Entries provided
((

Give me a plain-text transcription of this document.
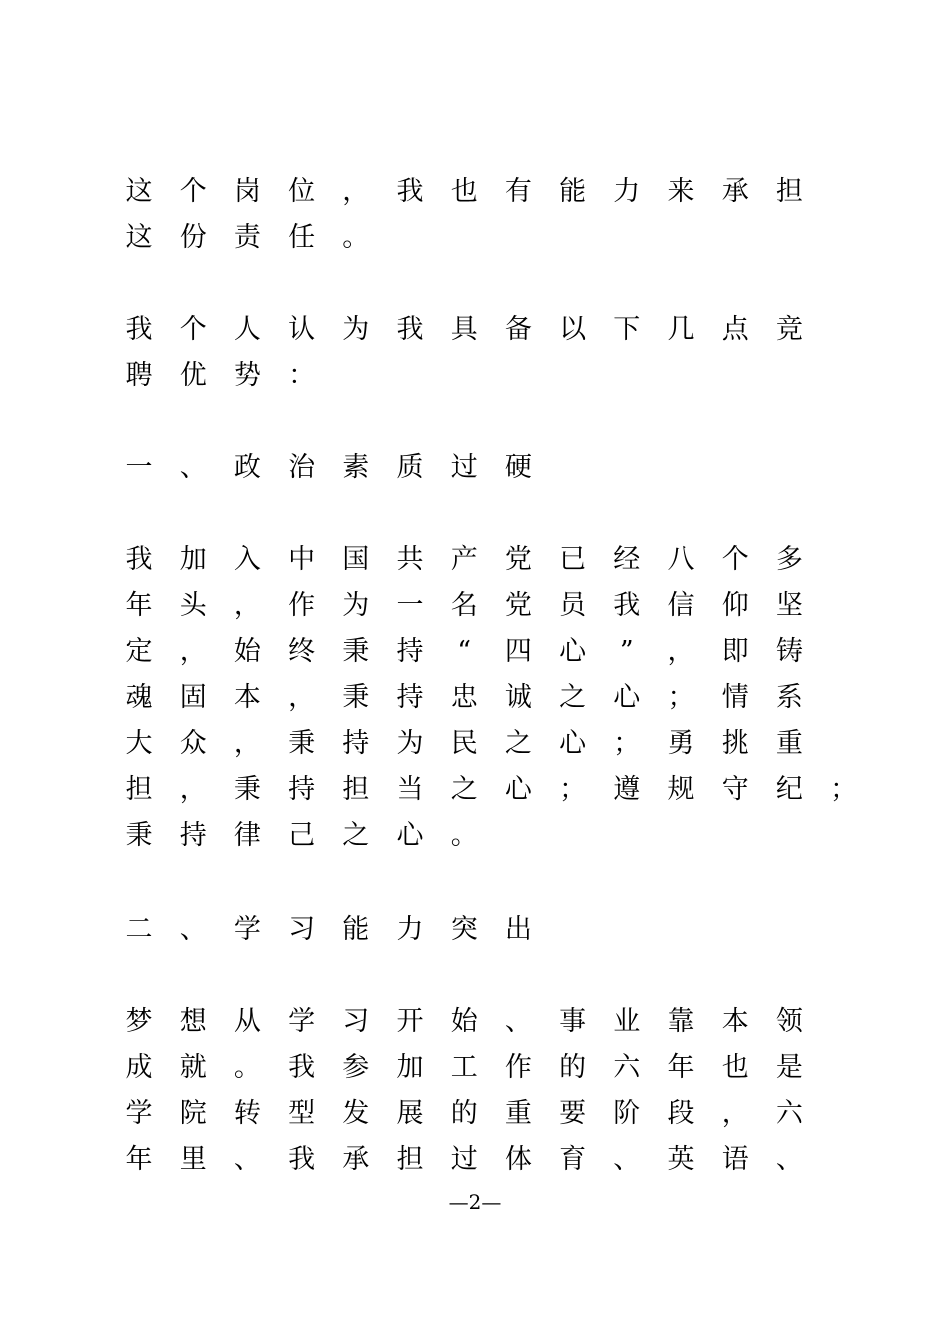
这 个 岗 位 ， 我 也 有 能 力 来 承 担
这 份 责 任 。
我 个 人 认 为 我 具 备 以 下 几 点 竞
聘 优 势 ：
一 、 政 治 素 质 过 硬
我 加 入 中 国 共 产 党 已 经 八 个 多
年 头 ， 作 为 一 名 党 员 我 信 仰 坚
定 ， 始 终 秉 持 “ 四 心 ” ， 即 铸
魂 固 本 ， 秉 持 忠 诚 之 心 ； 情 系
大 众 ， 秉 持 为 民 之 心 ； 勇 挑 重
担 ， 秉 持 担 当 之 心 ； 遵 规 守 纪 ；
秉 持 律 己 之 心 。
二 、 学 习 能 力 突 出
梦 想 从 学 习 开 始 、 事 业 靠 本 领
成 就 。 我 参 加 工 作 的 六 年 也 是
学 院 转 型 发 展 的 重 要 阶 段 ， 六
年 里 、 我 承 担 过 体 育 、 英 语 、
—2—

))

Stated problem
Without including the pictures, reproduce all entries exactly.

Full answer
Give me a plain-text transcription of this document.
这 个 岗 位 ， 我 也 有 能 力 来 承 担
这 份 责 任 。
我 个 人 认 为 我 具 备 以 下 几 点 竞
聘 优 势 ：
一 、 政 治 素 质 过 硬
我 加 入 中 国 共 产 党 已 经 八 个 多
年 头 ， 作 为 一 名 党 员 我 信 仰 坚
定 ， 始 终 秉 持 “ 四 心 ” ， 即 铸
魂 固 本 ， 秉 持 忠 诚 之 心 ； 情 系
大 众 ， 秉 持 为 民 之 心 ； 勇 挑 重
担 ， 秉 持 担 当 之 心 ； 遵 规 守 纪 ；
秉 持 律 己 之 心 。
二 、 学 习 能 力 突 出
梦 想 从 学 习 开 始 、 事 业 靠 本 领
成 就 。 我 参 加 工 作 的 六 年 也 是
学 院 转 型 发 展 的 重 要 阶 段 ， 六
年 里 、 我 承 担 过 体 育 、 英 语 、
—2—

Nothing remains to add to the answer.